Deflating Salon’s Draft Paranoia

There’s been a lot of buzz floating around the Web about whether the draft is coming back, thanks to a recent article in Salon that explored the subject. The Salon article was prompted by the appearance on DefendAmerica.mil (a Defense Department site) of an announcement seeking volunteers to staff 2,000 local draft boards; these boards would be the critical institutions that would implement any functional draft. Salon’s Dave Lindorff takes this as the jumping-off point to declare that the Bush Administration is trying to “bring the draft boards back to life” on the sly.

However, a close reading of the Salon article and the sources Lindorff cites indicates that he’s pretty much off base. Lindorff cites three major developments to make his case that the Administration is quietly doing the groundwork to bring back the draft:

  • The DefendAmerica announcement, which he takes to indicate a sudden need for volunteers
  • The introduction into both houses of Congress of bills to reintroduce the draft
  • An unsourced citation of “local draft board volunteers” who “report that at training sessions last summer, they were unexpectedly asked to recommend people to fill some of the estimated 16 percent of board seats that are vacant nationwide.”

WHAT THIS TASK INVOLVES.
Resume the article on Salon's draft reporting, picking up right after its final bullet point.

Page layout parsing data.
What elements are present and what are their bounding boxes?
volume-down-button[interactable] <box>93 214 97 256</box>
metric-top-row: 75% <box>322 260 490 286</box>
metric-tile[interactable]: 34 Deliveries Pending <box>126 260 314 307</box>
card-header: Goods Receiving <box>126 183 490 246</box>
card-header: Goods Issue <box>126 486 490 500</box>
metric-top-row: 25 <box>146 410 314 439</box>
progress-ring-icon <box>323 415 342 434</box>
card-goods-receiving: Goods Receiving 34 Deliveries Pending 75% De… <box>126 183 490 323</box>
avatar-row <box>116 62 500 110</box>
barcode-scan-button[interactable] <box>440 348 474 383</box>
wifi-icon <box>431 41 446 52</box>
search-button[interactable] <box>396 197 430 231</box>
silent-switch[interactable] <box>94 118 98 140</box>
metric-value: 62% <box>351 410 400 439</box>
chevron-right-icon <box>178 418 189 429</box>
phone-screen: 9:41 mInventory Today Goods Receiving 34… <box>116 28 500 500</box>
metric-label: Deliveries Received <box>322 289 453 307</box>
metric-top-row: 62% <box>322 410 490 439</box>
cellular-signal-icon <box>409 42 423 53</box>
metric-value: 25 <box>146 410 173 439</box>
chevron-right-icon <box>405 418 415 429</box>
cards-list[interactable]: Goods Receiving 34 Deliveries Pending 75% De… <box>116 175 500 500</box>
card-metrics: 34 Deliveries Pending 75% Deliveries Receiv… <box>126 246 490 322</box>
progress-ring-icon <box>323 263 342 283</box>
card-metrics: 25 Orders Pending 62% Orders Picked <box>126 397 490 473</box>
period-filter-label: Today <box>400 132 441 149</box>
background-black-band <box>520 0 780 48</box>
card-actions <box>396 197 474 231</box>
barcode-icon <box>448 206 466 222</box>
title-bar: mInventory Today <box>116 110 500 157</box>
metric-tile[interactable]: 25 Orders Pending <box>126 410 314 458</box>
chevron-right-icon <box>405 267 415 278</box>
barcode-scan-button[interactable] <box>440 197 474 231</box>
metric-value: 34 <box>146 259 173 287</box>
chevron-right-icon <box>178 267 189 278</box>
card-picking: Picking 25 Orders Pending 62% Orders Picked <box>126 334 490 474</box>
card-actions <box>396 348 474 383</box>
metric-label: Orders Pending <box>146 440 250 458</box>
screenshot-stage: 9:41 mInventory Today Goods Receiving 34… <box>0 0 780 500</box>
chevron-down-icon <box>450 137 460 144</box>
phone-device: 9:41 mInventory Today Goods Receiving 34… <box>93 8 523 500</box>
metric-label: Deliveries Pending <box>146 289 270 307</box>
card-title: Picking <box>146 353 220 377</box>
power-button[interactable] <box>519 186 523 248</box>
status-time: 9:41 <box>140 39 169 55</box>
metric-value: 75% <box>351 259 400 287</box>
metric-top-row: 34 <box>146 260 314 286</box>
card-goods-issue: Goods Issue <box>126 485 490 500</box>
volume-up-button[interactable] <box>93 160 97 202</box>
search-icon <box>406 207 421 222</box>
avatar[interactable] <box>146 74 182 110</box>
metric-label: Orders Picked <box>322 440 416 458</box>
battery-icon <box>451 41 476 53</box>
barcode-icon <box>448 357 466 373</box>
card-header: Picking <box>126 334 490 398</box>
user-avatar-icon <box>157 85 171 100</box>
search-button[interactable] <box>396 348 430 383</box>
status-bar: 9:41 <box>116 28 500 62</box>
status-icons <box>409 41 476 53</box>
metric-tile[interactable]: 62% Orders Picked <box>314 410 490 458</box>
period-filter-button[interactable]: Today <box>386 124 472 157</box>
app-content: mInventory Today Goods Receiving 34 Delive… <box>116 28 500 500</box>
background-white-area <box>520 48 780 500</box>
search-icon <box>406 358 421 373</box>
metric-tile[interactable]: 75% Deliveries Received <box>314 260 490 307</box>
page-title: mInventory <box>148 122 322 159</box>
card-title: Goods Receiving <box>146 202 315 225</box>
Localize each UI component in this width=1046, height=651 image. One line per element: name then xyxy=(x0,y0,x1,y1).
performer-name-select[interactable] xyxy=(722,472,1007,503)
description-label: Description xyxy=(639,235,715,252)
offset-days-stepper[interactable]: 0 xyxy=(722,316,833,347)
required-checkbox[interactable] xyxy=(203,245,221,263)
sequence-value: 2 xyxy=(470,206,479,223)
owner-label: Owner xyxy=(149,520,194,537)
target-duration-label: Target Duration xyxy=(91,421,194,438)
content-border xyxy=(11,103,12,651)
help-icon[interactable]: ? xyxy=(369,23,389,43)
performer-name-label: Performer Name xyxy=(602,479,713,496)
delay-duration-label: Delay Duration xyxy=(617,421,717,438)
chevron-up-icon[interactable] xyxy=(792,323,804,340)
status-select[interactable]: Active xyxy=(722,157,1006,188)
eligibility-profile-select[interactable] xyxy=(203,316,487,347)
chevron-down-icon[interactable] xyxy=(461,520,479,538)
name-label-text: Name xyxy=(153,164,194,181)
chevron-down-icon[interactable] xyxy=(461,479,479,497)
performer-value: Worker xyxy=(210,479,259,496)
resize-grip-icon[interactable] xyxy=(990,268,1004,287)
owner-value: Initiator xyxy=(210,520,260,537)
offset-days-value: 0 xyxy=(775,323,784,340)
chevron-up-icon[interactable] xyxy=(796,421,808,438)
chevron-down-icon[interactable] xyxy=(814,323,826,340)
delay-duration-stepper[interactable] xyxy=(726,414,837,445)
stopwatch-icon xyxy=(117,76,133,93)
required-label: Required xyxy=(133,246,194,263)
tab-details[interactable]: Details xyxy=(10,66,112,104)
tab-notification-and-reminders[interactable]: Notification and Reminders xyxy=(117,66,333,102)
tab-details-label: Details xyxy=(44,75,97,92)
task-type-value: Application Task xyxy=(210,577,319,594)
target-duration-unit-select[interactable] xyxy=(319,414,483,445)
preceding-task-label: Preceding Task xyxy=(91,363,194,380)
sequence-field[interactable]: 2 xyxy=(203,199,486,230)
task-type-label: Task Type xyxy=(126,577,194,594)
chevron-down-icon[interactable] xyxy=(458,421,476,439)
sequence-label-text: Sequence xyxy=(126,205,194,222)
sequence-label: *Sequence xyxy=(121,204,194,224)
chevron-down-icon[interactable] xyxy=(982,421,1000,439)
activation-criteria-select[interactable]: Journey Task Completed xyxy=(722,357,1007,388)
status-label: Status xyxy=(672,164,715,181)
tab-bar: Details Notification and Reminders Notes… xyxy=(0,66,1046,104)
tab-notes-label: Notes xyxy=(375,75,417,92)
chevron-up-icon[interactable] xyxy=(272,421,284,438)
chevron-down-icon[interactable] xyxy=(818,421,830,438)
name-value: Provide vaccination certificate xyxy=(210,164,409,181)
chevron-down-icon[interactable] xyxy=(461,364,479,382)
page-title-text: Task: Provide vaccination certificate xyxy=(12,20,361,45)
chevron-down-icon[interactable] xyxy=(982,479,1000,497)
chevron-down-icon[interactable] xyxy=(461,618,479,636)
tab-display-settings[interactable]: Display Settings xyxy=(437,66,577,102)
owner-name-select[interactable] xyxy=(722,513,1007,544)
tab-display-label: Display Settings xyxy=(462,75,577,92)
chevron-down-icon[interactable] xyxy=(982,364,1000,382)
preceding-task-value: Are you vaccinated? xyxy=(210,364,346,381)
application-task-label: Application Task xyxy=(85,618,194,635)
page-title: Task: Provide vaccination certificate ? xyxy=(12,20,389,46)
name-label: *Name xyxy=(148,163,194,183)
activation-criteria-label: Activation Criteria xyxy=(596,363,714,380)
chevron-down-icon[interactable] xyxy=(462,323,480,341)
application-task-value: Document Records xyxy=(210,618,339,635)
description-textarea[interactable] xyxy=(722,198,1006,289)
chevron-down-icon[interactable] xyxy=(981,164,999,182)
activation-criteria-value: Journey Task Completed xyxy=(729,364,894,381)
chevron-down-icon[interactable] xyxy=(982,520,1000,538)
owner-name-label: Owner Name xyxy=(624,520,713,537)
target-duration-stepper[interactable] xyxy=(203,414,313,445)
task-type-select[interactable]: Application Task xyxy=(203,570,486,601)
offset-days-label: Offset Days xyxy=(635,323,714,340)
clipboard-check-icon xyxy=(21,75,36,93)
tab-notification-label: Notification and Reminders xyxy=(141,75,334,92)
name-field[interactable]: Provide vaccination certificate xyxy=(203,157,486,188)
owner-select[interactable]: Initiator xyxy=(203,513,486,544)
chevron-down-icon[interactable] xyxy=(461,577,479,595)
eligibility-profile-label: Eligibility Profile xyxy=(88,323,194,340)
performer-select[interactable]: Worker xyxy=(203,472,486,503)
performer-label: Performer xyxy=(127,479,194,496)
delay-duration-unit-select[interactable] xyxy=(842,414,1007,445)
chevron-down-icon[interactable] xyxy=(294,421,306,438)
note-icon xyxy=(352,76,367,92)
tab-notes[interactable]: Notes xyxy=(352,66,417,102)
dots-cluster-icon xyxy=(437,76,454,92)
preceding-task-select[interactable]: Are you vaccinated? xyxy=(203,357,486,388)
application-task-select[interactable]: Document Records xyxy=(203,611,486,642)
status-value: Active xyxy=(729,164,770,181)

ANSWER BOX.
Let’s take each of these in turn.

First, the DefendAmerica announcement. Yes, the Selective Service System is seeking volunteers to staff the local draft boards. But, contrary to what Lindorff seems to assert, that’s nothing new — they are always seeking those volunteers. That’s because they have to maintain a skeleton crew for each of those local boards that they could quickly staff up in case of emergency. So, they keep a minimal number of volunteers — currently, about 11,000 — on the rolls, and give them some simple training every year. Now, that’s not nearly as many volunteers as they’d need to actually carry out a draft, but what matters is that they have an ongoing need for volunteers, so it’s entirely possible that this announcement is just routine and actually signals no policy change whatsoever. Lindorff found no Defense Department or Selective Service official who was willing to say otherwise, so unless he’s got some other information he’s not sharing I can’t see how this is a big deal.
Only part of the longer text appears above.